__INPUT DATA__
____
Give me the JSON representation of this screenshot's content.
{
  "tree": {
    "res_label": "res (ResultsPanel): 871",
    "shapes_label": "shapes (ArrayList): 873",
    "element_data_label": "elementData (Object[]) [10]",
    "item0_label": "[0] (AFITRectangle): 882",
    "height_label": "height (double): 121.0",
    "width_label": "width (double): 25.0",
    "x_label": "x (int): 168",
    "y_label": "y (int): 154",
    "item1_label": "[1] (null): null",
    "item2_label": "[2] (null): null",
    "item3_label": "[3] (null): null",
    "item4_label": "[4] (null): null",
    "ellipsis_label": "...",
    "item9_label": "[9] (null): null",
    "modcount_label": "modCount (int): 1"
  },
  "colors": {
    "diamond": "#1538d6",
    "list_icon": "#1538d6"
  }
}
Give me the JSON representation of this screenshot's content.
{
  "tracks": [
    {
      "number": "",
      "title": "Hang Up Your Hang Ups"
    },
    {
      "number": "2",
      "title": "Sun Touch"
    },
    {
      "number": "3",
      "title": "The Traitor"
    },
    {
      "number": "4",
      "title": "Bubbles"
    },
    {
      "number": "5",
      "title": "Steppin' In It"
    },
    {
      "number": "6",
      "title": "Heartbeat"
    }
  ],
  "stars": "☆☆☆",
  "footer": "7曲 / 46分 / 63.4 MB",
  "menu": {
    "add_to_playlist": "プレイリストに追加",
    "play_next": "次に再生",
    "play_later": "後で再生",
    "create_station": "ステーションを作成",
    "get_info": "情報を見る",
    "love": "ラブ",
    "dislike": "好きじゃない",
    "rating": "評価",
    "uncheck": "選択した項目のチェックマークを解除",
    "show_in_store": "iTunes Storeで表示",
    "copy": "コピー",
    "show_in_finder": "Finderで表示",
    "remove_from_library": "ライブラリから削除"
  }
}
____
__DIRECTIONS FOR THIS TASK__
Repeat all of the records above exactly as they appear.

__SOLUTION TO THE EXERCISE__
Give me the JSON representation of this screenshot's content.
{
  "tree": {
    "res_label": "res (ResultsPanel): 871",
    "shapes_label": "shapes (ArrayList): 873",
    "element_data_label": "elementData (Object[]) [10]",
    "item0_label": "[0] (AFITRectangle): 882",
    "height_label": "height (double): 121.0",
    "width_label": "width (double): 25.0",
    "x_label": "x (int): 168",
    "y_label": "y (int): 154",
    "item1_label": "[1] (null): null",
    "item2_label": "[2] (null): null",
    "item3_label": "[3] (null): null",
    "item4_label": "[4] (null): null",
    "ellipsis_label": "...",
    "item9_label": "[9] (null): null",
    "modcount_label": "modCount (int): 1"
  },
  "colors": {
    "diamond": "#1538d6",
    "list_icon": "#1538d6"
  }
}
Give me the JSON representation of this screenshot's content.
{
  "tracks": [
    {
      "number": "",
      "title": "Hang Up Your Hang Ups"
    },
    {
      "number": "2",
      "title": "Sun Touch"
    },
    {
      "number": "3",
      "title": "The Traitor"
    },
    {
      "number": "4",
      "title": "Bubbles"
    },
    {
      "number": "5",
      "title": "Steppin' In It"
    },
    {
      "number": "6",
      "title": "Heartbeat"
    }
  ],
  "stars": "☆☆☆",
  "footer": "7曲 / 46分 / 63.4 MB",
  "menu": {
    "add_to_playlist": "プレイリストに追加",
    "play_next": "次に再生",
    "play_later": "後で再生",
    "create_station": "ステーションを作成",
    "get_info": "情報を見る",
    "love": "ラブ",
    "dislike": "好きじゃない",
    "rating": "評価",
    "uncheck": "選択した項目のチェックマークを解除",
    "show_in_store": "iTunes Storeで表示",
    "copy": "コピー",
    "show_in_finder": "Finderで表示",
    "remove_from_library": "ライブラリから削除"
  }
}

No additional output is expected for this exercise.